Compute how many lines in the entries below contain "Mempelajari", and output nothing but the number.
============
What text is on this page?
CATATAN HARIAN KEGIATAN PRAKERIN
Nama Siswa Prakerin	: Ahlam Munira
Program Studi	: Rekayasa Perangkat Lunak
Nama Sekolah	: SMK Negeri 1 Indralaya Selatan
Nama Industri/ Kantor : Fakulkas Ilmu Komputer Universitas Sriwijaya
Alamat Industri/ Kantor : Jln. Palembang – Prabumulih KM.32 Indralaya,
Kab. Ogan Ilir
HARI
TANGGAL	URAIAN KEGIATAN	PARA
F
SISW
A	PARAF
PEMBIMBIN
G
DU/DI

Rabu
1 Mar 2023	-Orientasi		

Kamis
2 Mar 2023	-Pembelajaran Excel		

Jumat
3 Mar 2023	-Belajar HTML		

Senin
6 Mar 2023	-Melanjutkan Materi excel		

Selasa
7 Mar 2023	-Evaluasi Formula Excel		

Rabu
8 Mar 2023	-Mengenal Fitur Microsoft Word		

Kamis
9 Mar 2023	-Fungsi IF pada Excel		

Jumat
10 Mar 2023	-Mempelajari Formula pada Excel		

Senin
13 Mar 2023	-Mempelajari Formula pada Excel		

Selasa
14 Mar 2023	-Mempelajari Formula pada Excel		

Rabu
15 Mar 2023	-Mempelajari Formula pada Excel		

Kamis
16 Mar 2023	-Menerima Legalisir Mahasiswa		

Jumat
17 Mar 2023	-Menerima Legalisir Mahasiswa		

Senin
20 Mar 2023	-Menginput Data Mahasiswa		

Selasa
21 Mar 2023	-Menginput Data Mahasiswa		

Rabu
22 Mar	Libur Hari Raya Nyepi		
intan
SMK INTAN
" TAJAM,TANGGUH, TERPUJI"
============
Final result> 4